=== SHORT TASK ===
Please transcribe the records precisely; pictures stay out of your copy.

=== EXERCISE INPUTS ===

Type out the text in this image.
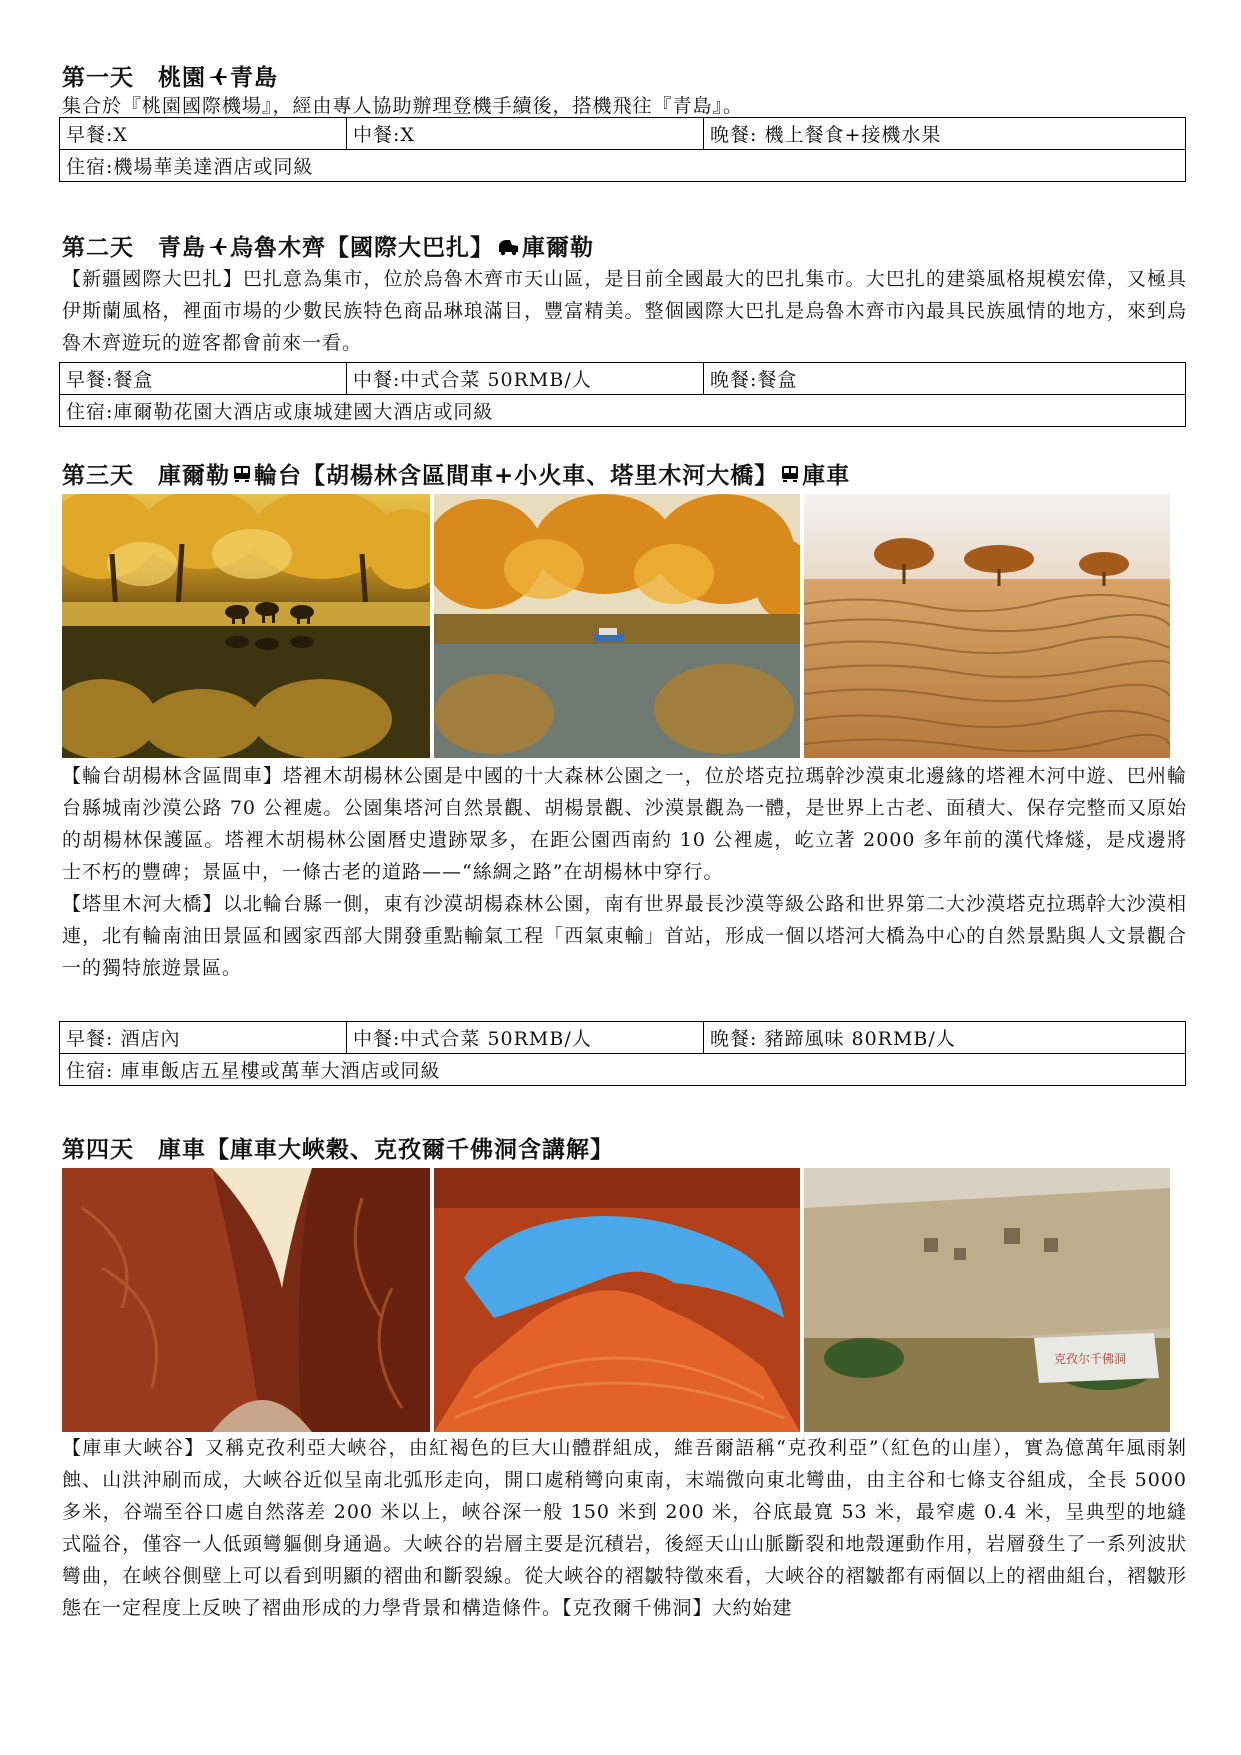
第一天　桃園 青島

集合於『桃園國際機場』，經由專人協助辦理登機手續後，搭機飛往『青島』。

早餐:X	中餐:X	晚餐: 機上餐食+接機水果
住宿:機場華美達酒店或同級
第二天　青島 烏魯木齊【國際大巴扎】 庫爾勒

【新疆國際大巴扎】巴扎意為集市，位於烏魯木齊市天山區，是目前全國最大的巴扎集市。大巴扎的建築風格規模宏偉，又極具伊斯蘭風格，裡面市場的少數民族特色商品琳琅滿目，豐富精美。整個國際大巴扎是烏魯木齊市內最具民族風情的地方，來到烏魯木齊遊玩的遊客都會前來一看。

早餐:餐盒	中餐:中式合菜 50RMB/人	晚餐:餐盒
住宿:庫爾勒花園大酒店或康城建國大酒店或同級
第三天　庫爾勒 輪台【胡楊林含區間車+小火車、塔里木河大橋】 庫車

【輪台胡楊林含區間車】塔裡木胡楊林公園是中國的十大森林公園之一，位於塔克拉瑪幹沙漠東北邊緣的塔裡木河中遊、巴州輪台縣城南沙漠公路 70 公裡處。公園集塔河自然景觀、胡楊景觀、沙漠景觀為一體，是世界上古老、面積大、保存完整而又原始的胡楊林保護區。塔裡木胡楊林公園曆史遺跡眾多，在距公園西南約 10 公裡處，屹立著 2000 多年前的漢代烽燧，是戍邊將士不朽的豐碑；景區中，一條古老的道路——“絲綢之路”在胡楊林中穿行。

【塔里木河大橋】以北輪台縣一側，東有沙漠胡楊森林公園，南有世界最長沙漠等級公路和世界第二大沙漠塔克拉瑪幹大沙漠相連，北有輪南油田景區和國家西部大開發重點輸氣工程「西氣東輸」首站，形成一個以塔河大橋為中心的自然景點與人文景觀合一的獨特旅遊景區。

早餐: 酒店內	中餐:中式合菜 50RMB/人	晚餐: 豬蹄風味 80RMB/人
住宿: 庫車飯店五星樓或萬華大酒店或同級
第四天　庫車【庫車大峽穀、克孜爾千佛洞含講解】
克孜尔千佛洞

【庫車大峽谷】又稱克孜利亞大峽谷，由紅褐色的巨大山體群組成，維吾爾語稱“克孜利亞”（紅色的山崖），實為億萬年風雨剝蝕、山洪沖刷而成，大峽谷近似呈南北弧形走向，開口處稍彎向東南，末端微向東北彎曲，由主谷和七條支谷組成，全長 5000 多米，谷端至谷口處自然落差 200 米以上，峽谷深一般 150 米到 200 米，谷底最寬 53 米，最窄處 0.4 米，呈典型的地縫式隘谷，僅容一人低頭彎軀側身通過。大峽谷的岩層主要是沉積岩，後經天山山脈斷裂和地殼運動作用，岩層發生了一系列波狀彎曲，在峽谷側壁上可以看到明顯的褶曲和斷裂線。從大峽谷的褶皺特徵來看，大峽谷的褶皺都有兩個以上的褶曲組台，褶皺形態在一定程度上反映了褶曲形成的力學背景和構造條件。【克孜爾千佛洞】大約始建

=== EXERCISE RESPONSE ===
Type out the text in this image.
第一天　桃園 青島

集合於『桃園國際機場』，經由專人協助辦理登機手續後，搭機飛往『青島』。

早餐:X	中餐:X	晚餐: 機上餐食+接機水果
住宿:機場華美達酒店或同級
第二天　青島 烏魯木齊【國際大巴扎】 庫爾勒

【新疆國際大巴扎】巴扎意為集市，位於烏魯木齊市天山區，是目前全國最大的巴扎集市。大巴扎的建築風格規模宏偉，又極具伊斯蘭風格，裡面市場的少數民族特色商品琳琅滿目，豐富精美。整個國際大巴扎是烏魯木齊市內最具民族風情的地方，來到烏魯木齊遊玩的遊客都會前來一看。

早餐:餐盒	中餐:中式合菜 50RMB/人	晚餐:餐盒
住宿:庫爾勒花園大酒店或康城建國大酒店或同級
第三天　庫爾勒 輪台【胡楊林含區間車+小火車、塔里木河大橋】 庫車

【輪台胡楊林含區間車】塔裡木胡楊林公園是中國的十大森林公園之一，位於塔克拉瑪幹沙漠東北邊緣的塔裡木河中遊、巴州輪台縣城南沙漠公路 70 公裡處。公園集塔河自然景觀、胡楊景觀、沙漠景觀為一體，是世界上古老、面積大、保存完整而又原始的胡楊林保護區。塔裡木胡楊林公園曆史遺跡眾多，在距公園西南約 10 公裡處，屹立著 2000 多年前的漢代烽燧，是戍邊將士不朽的豐碑；景區中，一條古老的道路——“絲綢之路”在胡楊林中穿行。

【塔里木河大橋】以北輪台縣一側，東有沙漠胡楊森林公園，南有世界最長沙漠等級公路和世界第二大沙漠塔克拉瑪幹大沙漠相連，北有輪南油田景區和國家西部大開發重點輸氣工程「西氣東輸」首站，形成一個以塔河大橋為中心的自然景點與人文景觀合一的獨特旅遊景區。

早餐: 酒店內	中餐:中式合菜 50RMB/人	晚餐: 豬蹄風味 80RMB/人
住宿: 庫車飯店五星樓或萬華大酒店或同級
第四天　庫車【庫車大峽穀、克孜爾千佛洞含講解】
克孜尔千佛洞

【庫車大峽谷】又稱克孜利亞大峽谷，由紅褐色的巨大山體群組成，維吾爾語稱“克孜利亞”（紅色的山崖），實為億萬年風雨剝蝕、山洪沖刷而成，大峽谷近似呈南北弧形走向，開口處稍彎向東南，末端微向東北彎曲，由主谷和七條支谷組成，全長 5000 多米，谷端至谷口處自然落差 200 米以上，峽谷深一般 150 米到 200 米，谷底最寬 53 米，最窄處 0.4 米，呈典型的地縫式隘谷，僅容一人低頭彎軀側身通過。大峽谷的岩層主要是沉積岩，後經天山山脈斷裂和地殼運動作用，岩層發生了一系列波狀彎曲，在峽谷側壁上可以看到明顯的褶曲和斷裂線。從大峽谷的褶皺特徵來看，大峽谷的褶皺都有兩個以上的褶曲組台，褶皺形態在一定程度上反映了褶曲形成的力學背景和構造條件。【克孜爾千佛洞】大約始建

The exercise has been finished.